- Task input
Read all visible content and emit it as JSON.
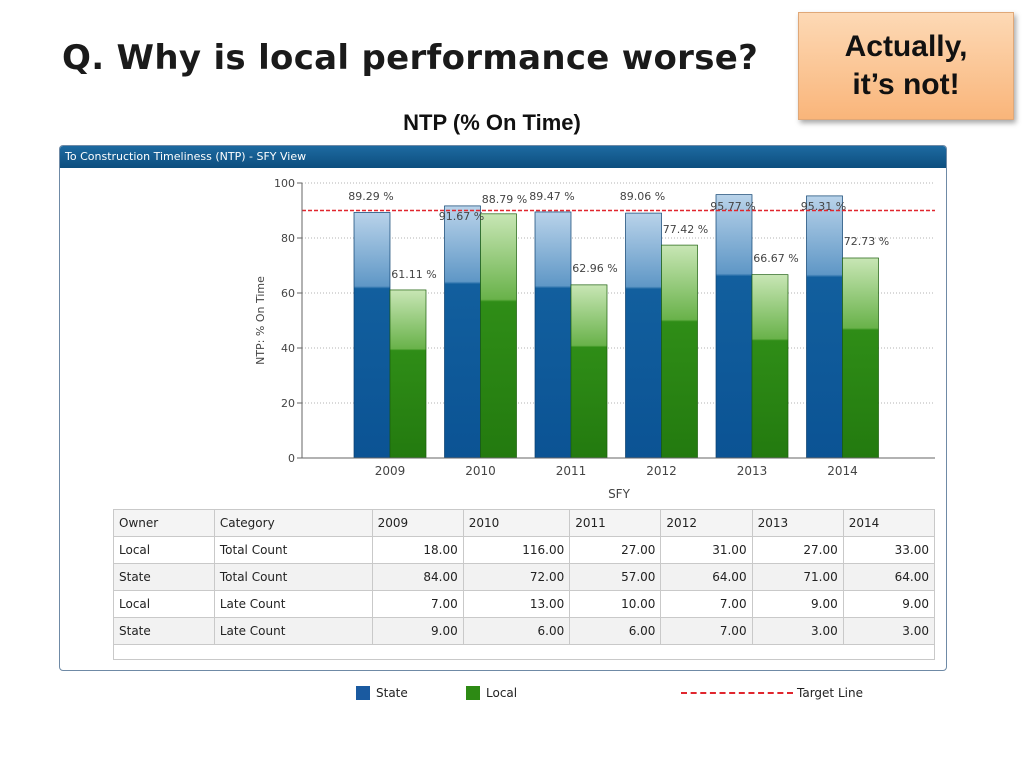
{
  "slide": {
    "title": "Q. Why is local performance worse?",
    "callout_line1": "Actually,",
    "callout_line2": "it’s not!",
    "chart_heading": "NTP (% On Time)"
  },
  "panel": {
    "header": "To Construction Timeliness (NTP) - SFY View"
  },
  "colors": {
    "state": "#1a5aa0",
    "local": "#2d8a14",
    "target": "#e0262e",
    "header": "#0d4e7e"
  },
  "chart_data": {
    "type": "bar",
    "categories": [
      "2009",
      "2010",
      "2011",
      "2012",
      "2013",
      "2014"
    ],
    "series": [
      {
        "name": "State",
        "values": [
          89.29,
          91.67,
          89.47,
          89.06,
          95.77,
          95.31
        ],
        "labels": [
          "89.29 %",
          "91.67 %",
          "89.47 %",
          "89.06 %",
          "95.77 %",
          "95.31 %"
        ]
      },
      {
        "name": "Local",
        "values": [
          61.11,
          88.79,
          62.96,
          77.42,
          66.67,
          72.73
        ],
        "labels": [
          "61.11 %",
          "88.79 %",
          "62.96 %",
          "77.42 %",
          "66.67 %",
          "72.73 %"
        ]
      }
    ],
    "target": {
      "name": "Target Line",
      "value": 90
    },
    "ylabel": "NTP: % On Time",
    "xlabel": "SFY",
    "ylim": [
      0,
      100
    ],
    "yticks": [
      0,
      20,
      40,
      60,
      80,
      100
    ],
    "grid": true,
    "legend_position": "bottom"
  },
  "table": {
    "columns": [
      "Owner",
      "Category",
      "2009",
      "2010",
      "2011",
      "2012",
      "2013",
      "2014"
    ],
    "rows": [
      [
        "Local",
        "Total Count",
        "18.00",
        "116.00",
        "27.00",
        "31.00",
        "27.00",
        "33.00"
      ],
      [
        "State",
        "Total Count",
        "84.00",
        "72.00",
        "57.00",
        "64.00",
        "71.00",
        "64.00"
      ],
      [
        "Local",
        "Late Count",
        "7.00",
        "13.00",
        "10.00",
        "7.00",
        "9.00",
        "9.00"
      ],
      [
        "State",
        "Late Count",
        "9.00",
        "6.00",
        "6.00",
        "7.00",
        "3.00",
        "3.00"
      ]
    ]
  },
  "legend": {
    "state": "State",
    "local": "Local",
    "target": "Target Line"
  }
}
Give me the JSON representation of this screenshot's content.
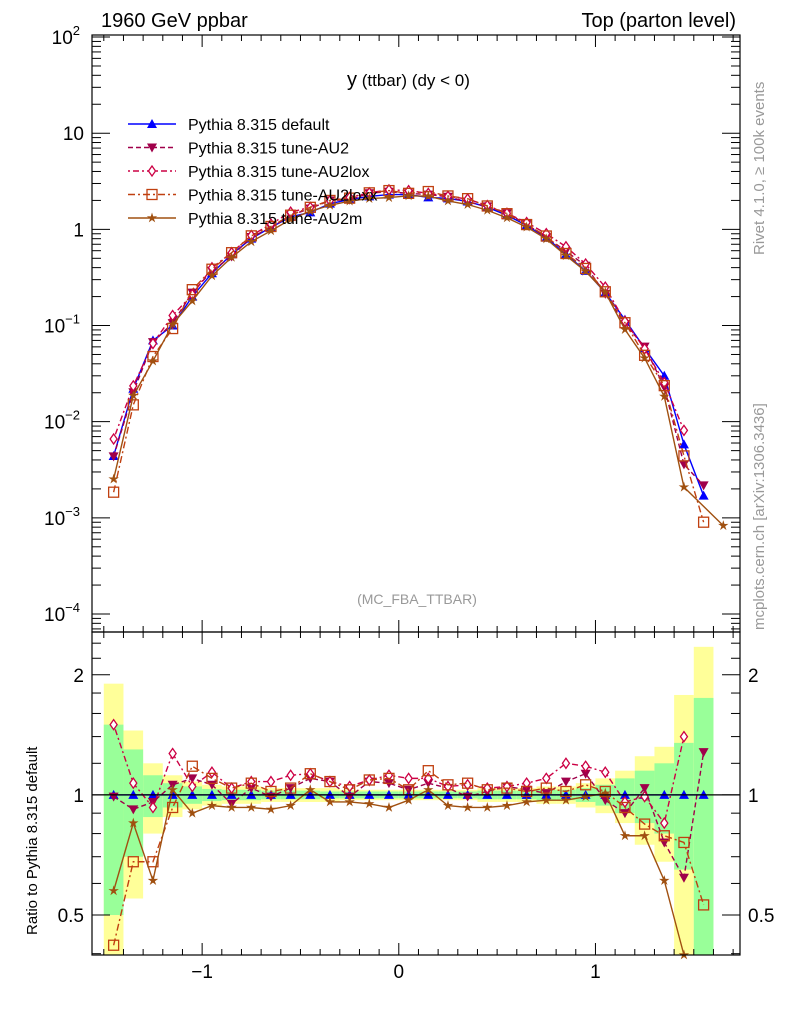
{
  "chart_data": {
    "type": "line",
    "header_left": "1960 GeV ppbar",
    "header_right": "Top (parton level)",
    "title_main": "y",
    "title_rest": " (ttbar) (dy < 0)",
    "analysis_label": "(MC_FBA_TTBAR)",
    "side_text_top": "Rivet 4.1.0, ≥ 100k events",
    "side_text_bottom": "mcplots.cern.ch [arXiv:1306.3436]",
    "ratio_ylabel": "Ratio to Pythia 8.315 default",
    "xlim": [
      -1.56,
      1.735
    ],
    "ylim": [
      6.5e-05,
      105
    ],
    "ratio_ylim": [
      0.397,
      2.56
    ],
    "yscale": "log",
    "x_ticks": [
      {
        "v": -1,
        "label": "−1"
      },
      {
        "v": 0,
        "label": "0"
      },
      {
        "v": 1,
        "label": "1"
      }
    ],
    "y_ticks": [
      {
        "exp": 2,
        "base": "10",
        "sup": "2"
      },
      {
        "exp": 1,
        "base": "10",
        "sup": ""
      },
      {
        "exp": 0,
        "base": "1",
        "sup": ""
      },
      {
        "exp": -1,
        "base": "10",
        "sup": "−1"
      },
      {
        "exp": -2,
        "base": "10",
        "sup": "−2"
      },
      {
        "exp": -3,
        "base": "10",
        "sup": "−3"
      },
      {
        "exp": -4,
        "base": "10",
        "sup": "−4"
      }
    ],
    "ratio_ticks": [
      {
        "v": 2,
        "label": "2"
      },
      {
        "v": 1,
        "label": "1"
      },
      {
        "v": 0.5,
        "label": "0.5"
      }
    ],
    "x": [
      -1.45,
      -1.35,
      -1.25,
      -1.15,
      -1.05,
      -0.95,
      -0.85,
      -0.75,
      -0.65,
      -0.55,
      -0.45,
      -0.35,
      -0.25,
      -0.15,
      -0.05,
      0.05,
      0.15,
      0.25,
      0.35,
      0.45,
      0.55,
      0.65,
      0.75,
      0.85,
      0.95,
      1.05,
      1.15,
      1.25,
      1.35,
      1.45,
      1.55,
      1.65
    ],
    "reference": {
      "name": "Pythia 8.315 default",
      "color": "#0000ff",
      "marker": "triangle-up",
      "values": [
        0.0044,
        0.022,
        0.07,
        0.1,
        0.2,
        0.35,
        0.55,
        0.8,
        1.05,
        1.35,
        1.5,
        1.85,
        2.05,
        2.2,
        2.3,
        2.3,
        2.15,
        2.1,
        1.95,
        1.7,
        1.4,
        1.1,
        0.82,
        0.55,
        0.37,
        0.22,
        0.115,
        0.058,
        0.03,
        0.0058,
        0.0017,
        null
      ]
    },
    "series": [
      {
        "name": "Pythia 8.315 tune-AU2",
        "color": "#a0004a",
        "marker": "triangle-down",
        "dash": "5,3",
        "ratio": [
          0.99,
          0.92,
          0.96,
          1.06,
          1.1,
          1.06,
          0.95,
          1.04,
          0.99,
          1.04,
          1.1,
          1.08,
          0.99,
          1.08,
          1.07,
          1.03,
          1.07,
          1.04,
          0.99,
          1.02,
          1.05,
          1.03,
          1.01,
          1.08,
          1.13,
          0.97,
          0.9,
          1.04,
          0.76,
          0.62,
          1.28,
          null
        ]
      },
      {
        "name": "Pythia 8.315 tune-AU2lox",
        "color": "#cc0044",
        "marker": "diamond",
        "dash": "2,3,6,3",
        "ratio": [
          1.5,
          1.07,
          0.93,
          1.27,
          1.05,
          1.14,
          1.04,
          1.08,
          1.08,
          1.12,
          1.13,
          1.08,
          1.05,
          1.09,
          1.12,
          1.1,
          1.1,
          1.05,
          1.06,
          1.04,
          1.05,
          1.07,
          1.1,
          1.2,
          1.18,
          1.14,
          0.96,
          0.99,
          0.85,
          1.4,
          null,
          null
        ]
      },
      {
        "name": "Pythia 8.315 tune-AU2loxx",
        "color": "#c04010",
        "marker": "square",
        "dash": "7,3,2,3",
        "ratio": [
          0.42,
          0.68,
          0.68,
          0.93,
          1.18,
          1.1,
          1.04,
          1.07,
          1.02,
          1.04,
          1.13,
          1.08,
          1.03,
          1.09,
          1.1,
          1.03,
          1.15,
          1.06,
          1.07,
          1.03,
          1.04,
          1.02,
          1.04,
          1.02,
          1.06,
          1.02,
          0.93,
          0.845,
          0.79,
          0.76,
          0.53,
          null
        ]
      },
      {
        "name": "Pythia 8.315 tune-AU2m",
        "color": "#a05010",
        "marker": "star",
        "dash": "",
        "ratio": [
          0.575,
          0.85,
          0.61,
          1.03,
          0.9,
          0.94,
          0.93,
          0.93,
          0.92,
          0.94,
          1.03,
          0.96,
          0.96,
          0.95,
          0.93,
          0.97,
          1.03,
          0.94,
          0.93,
          0.93,
          0.94,
          0.96,
          0.97,
          0.97,
          0.99,
          1.01,
          0.79,
          0.79,
          0.61,
          0.36,
          null,
          null
        ],
        "extra_main_points": [
          {
            "x": 1.65,
            "y": 0.00083
          }
        ]
      }
    ],
    "band_total_err": [
      0.9,
      0.45,
      0.2,
      0.12,
      0.08,
      0.06,
      0.05,
      0.05,
      0.04,
      0.04,
      0.04,
      0.04,
      0.03,
      0.03,
      0.03,
      0.03,
      0.03,
      0.03,
      0.03,
      0.04,
      0.04,
      0.04,
      0.05,
      0.05,
      0.07,
      0.1,
      0.15,
      0.25,
      0.32,
      0.78,
      1.35
    ],
    "band_stat_err": [
      0.5,
      0.3,
      0.12,
      0.07,
      0.05,
      0.035,
      0.03,
      0.03,
      0.025,
      0.025,
      0.025,
      0.02,
      0.02,
      0.02,
      0.02,
      0.02,
      0.02,
      0.02,
      0.02,
      0.025,
      0.025,
      0.025,
      0.03,
      0.03,
      0.04,
      0.06,
      0.1,
      0.15,
      0.2,
      0.35,
      0.75
    ],
    "band_colors": {
      "total": "#ffff99",
      "stat": "#99ff99"
    },
    "legend_position": "top-left"
  }
}
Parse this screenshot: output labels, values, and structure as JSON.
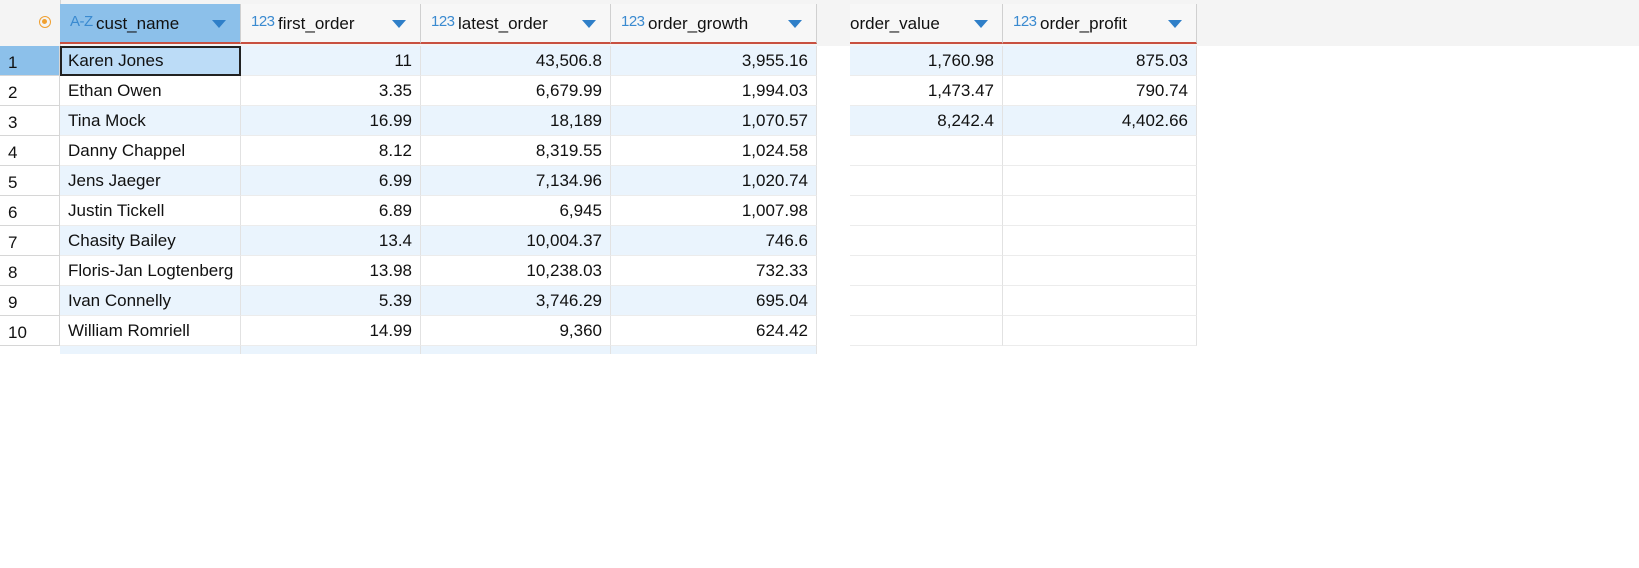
{
  "columns": [
    {
      "name": "cust_name",
      "type_icon": "A-Z",
      "icon_name": "text-type-icon"
    },
    {
      "name": "first_order",
      "type_icon": "123",
      "icon_name": "numeric-type-icon"
    },
    {
      "name": "latest_order",
      "type_icon": "123",
      "icon_name": "numeric-type-icon"
    },
    {
      "name": "order_growth",
      "type_icon": "123",
      "icon_name": "numeric-type-icon"
    },
    {
      "name": "order_value",
      "type_icon": "",
      "icon_name": ""
    },
    {
      "name": "order_profit",
      "type_icon": "123",
      "icon_name": "numeric-type-icon"
    }
  ],
  "rows": [
    {
      "num": "1",
      "cust_name": "Karen Jones",
      "first_order": "11",
      "latest_order": "43,506.8",
      "order_growth": "3,955.16",
      "order_value": "1,760.98",
      "order_profit": "875.03"
    },
    {
      "num": "2",
      "cust_name": "Ethan Owen",
      "first_order": "3.35",
      "latest_order": "6,679.99",
      "order_growth": "1,994.03",
      "order_value": "1,473.47",
      "order_profit": "790.74"
    },
    {
      "num": "3",
      "cust_name": "Tina Mock",
      "first_order": "16.99",
      "latest_order": "18,189",
      "order_growth": "1,070.57",
      "order_value": "8,242.4",
      "order_profit": "4,402.66"
    },
    {
      "num": "4",
      "cust_name": "Danny Chappel",
      "first_order": "8.12",
      "latest_order": "8,319.55",
      "order_growth": "1,024.58",
      "order_value": "",
      "order_profit": ""
    },
    {
      "num": "5",
      "cust_name": "Jens Jaeger",
      "first_order": "6.99",
      "latest_order": "7,134.96",
      "order_growth": "1,020.74",
      "order_value": "",
      "order_profit": ""
    },
    {
      "num": "6",
      "cust_name": "Justin Tickell",
      "first_order": "6.89",
      "latest_order": "6,945",
      "order_growth": "1,007.98",
      "order_value": "",
      "order_profit": ""
    },
    {
      "num": "7",
      "cust_name": "Chasity Bailey",
      "first_order": "13.4",
      "latest_order": "10,004.37",
      "order_growth": "746.6",
      "order_value": "",
      "order_profit": ""
    },
    {
      "num": "8",
      "cust_name": "Floris-Jan Logtenberg",
      "first_order": "13.98",
      "latest_order": "10,238.03",
      "order_growth": "732.33",
      "order_value": "",
      "order_profit": ""
    },
    {
      "num": "9",
      "cust_name": "Ivan Connelly",
      "first_order": "5.39",
      "latest_order": "3,746.29",
      "order_growth": "695.04",
      "order_value": "",
      "order_profit": ""
    },
    {
      "num": "10",
      "cust_name": "William Romriell",
      "first_order": "14.99",
      "latest_order": "9,360",
      "order_growth": "624.42",
      "order_value": "",
      "order_profit": ""
    }
  ],
  "selected_row": "1",
  "colors": {
    "selected_header": "#8cc0ea",
    "alt_row": "#eaf4fd",
    "active_cell": "#bcdcf7",
    "header_underline": "#c85040",
    "type_icon": "#3a8ad0",
    "row_marker": "#f0a030"
  }
}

- Requirements
Copy every line above in which the string "screenshot" shows up.

- Final result
Give me the JSON representation of this screenshot's content.
Parse this screenshot: output labels, values, and structure as JSON.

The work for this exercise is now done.